**What is needed**. Review the listing and copy each line that holds the word "will".

**Excerpted data**.
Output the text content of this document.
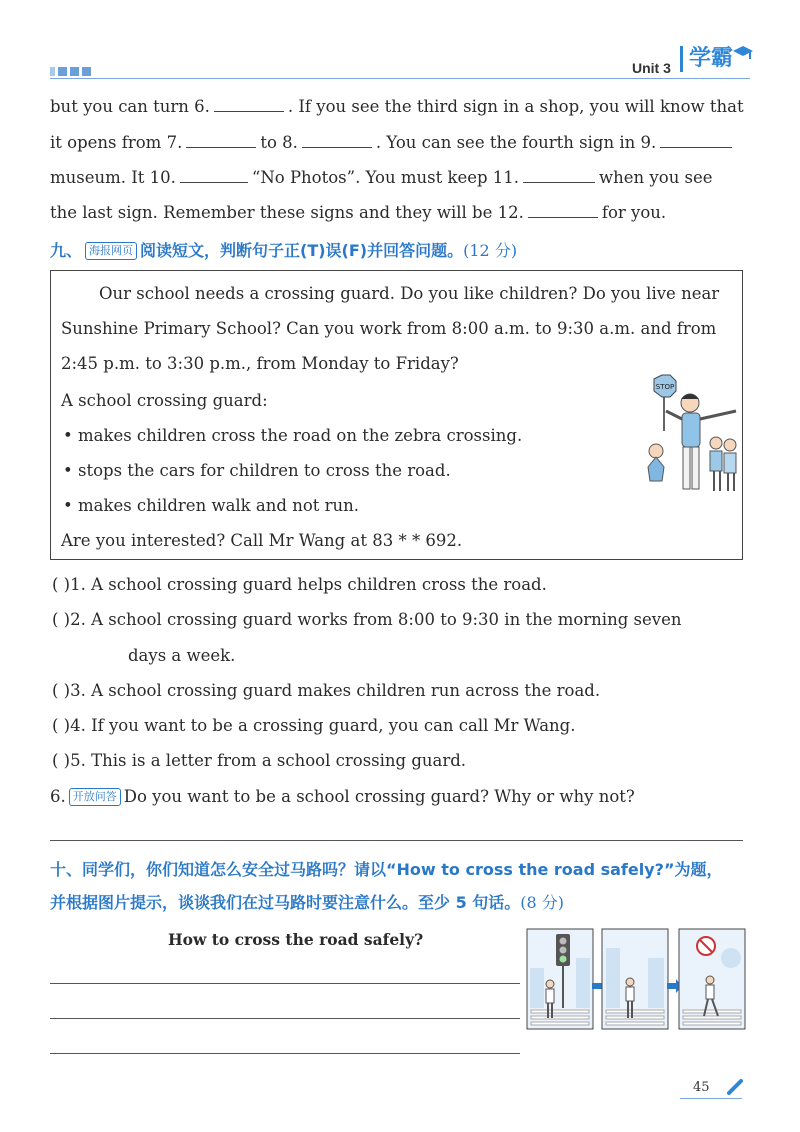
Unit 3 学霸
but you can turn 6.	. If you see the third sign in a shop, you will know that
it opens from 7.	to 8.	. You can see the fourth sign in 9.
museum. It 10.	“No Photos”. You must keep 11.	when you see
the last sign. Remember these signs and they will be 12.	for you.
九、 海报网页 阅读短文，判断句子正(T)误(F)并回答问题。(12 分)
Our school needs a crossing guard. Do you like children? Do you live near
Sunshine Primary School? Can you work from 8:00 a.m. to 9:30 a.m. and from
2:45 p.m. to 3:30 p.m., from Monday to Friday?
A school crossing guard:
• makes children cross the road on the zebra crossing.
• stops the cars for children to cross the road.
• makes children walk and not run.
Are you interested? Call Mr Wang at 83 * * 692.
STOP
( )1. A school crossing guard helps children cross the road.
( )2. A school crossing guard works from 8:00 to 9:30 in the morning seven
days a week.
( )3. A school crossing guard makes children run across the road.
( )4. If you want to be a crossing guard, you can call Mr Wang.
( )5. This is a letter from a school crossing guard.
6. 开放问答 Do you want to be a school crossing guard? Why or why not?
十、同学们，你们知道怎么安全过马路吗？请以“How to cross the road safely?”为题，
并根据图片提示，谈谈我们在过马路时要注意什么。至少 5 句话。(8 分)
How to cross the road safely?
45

--

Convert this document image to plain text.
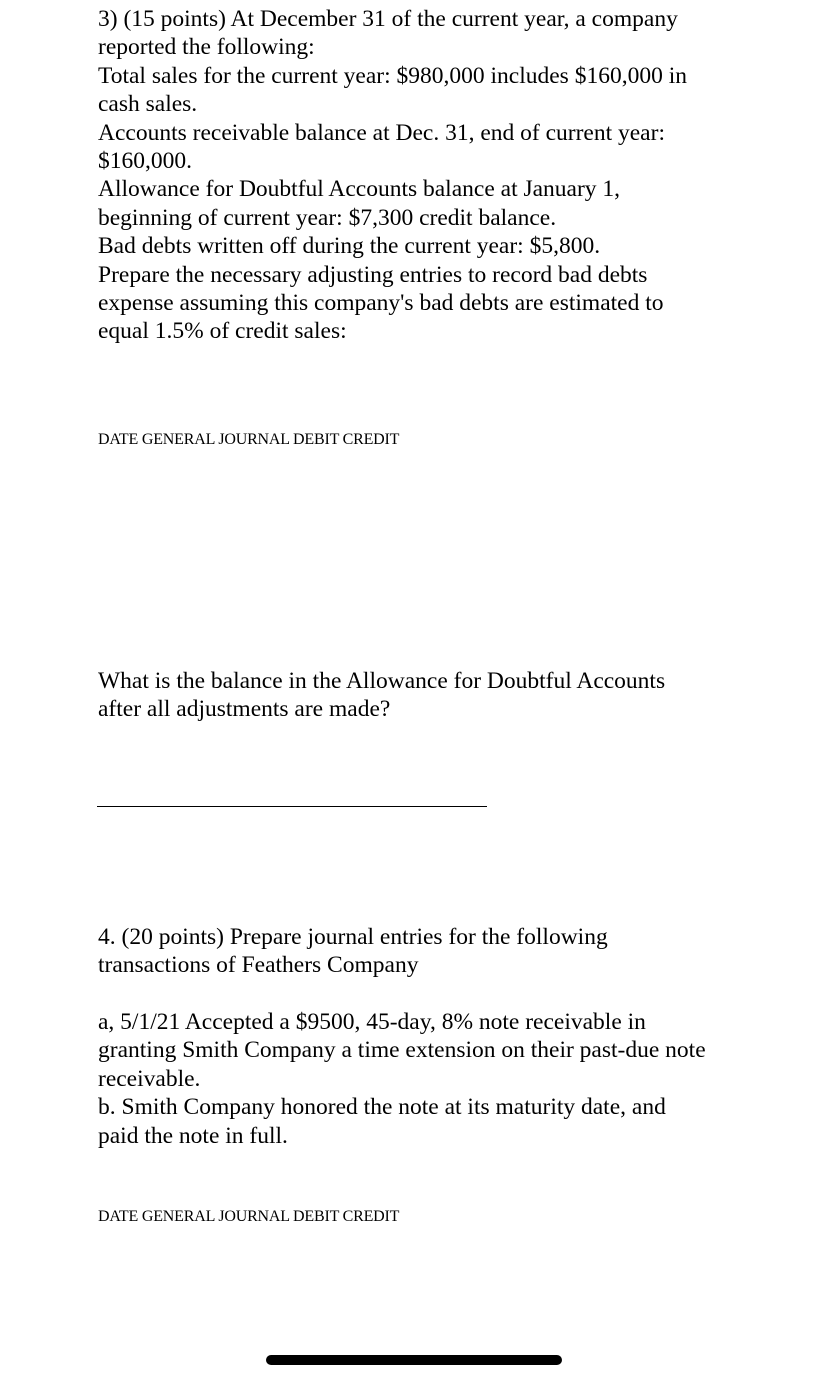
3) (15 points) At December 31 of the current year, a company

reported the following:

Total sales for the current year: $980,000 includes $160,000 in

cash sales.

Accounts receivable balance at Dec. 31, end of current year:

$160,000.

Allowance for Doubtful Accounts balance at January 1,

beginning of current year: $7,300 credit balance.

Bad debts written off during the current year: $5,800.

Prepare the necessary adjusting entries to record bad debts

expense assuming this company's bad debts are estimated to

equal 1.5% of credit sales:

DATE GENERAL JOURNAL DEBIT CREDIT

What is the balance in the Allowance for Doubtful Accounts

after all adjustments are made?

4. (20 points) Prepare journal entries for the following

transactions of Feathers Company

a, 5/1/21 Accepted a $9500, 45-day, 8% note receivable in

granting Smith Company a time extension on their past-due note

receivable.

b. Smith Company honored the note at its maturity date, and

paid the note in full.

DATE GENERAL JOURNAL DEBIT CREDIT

**Correct result**.
but you can turn 6.	. If you see the third sign in a shop, you will know that
the last sign. Remember these signs and they will be 12.	for you.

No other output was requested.